■ GOAL
State how many lines of the listing below include the word "this". Give only the number.

■ Data records
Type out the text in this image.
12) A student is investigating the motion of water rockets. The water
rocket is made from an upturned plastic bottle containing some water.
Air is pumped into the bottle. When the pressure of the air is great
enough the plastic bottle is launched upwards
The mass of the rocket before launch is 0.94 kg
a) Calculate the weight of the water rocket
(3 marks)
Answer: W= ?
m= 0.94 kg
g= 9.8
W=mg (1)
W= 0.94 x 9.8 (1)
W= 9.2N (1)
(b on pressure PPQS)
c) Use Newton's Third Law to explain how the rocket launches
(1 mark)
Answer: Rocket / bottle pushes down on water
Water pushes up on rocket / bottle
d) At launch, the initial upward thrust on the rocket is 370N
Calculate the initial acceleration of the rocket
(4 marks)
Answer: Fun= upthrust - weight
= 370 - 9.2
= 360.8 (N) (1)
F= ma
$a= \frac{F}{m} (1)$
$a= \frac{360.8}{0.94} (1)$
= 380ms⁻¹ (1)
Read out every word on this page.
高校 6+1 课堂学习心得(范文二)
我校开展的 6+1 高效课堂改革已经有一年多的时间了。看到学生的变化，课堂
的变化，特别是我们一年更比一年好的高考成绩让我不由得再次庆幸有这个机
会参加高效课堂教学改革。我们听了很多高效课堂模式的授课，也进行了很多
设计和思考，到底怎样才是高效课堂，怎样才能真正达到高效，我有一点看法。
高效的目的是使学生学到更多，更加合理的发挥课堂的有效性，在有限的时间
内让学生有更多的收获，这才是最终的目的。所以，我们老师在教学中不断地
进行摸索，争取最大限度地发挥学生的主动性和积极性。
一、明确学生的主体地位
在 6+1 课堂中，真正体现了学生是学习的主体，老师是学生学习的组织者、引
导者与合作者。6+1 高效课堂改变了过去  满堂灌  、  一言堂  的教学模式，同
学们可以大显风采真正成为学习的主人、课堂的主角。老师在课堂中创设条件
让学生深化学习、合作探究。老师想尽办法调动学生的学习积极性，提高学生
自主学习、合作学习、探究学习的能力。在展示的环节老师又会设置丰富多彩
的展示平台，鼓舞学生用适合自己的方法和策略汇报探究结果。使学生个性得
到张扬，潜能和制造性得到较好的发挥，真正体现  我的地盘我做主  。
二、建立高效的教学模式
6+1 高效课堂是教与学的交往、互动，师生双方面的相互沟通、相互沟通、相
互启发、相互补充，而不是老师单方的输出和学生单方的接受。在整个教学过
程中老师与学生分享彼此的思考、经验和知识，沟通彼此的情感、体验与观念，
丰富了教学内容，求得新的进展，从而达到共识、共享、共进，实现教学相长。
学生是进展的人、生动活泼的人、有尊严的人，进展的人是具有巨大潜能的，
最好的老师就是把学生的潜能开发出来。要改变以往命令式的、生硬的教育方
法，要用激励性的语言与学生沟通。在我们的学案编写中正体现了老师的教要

■ WRITTEN RESPONSE
2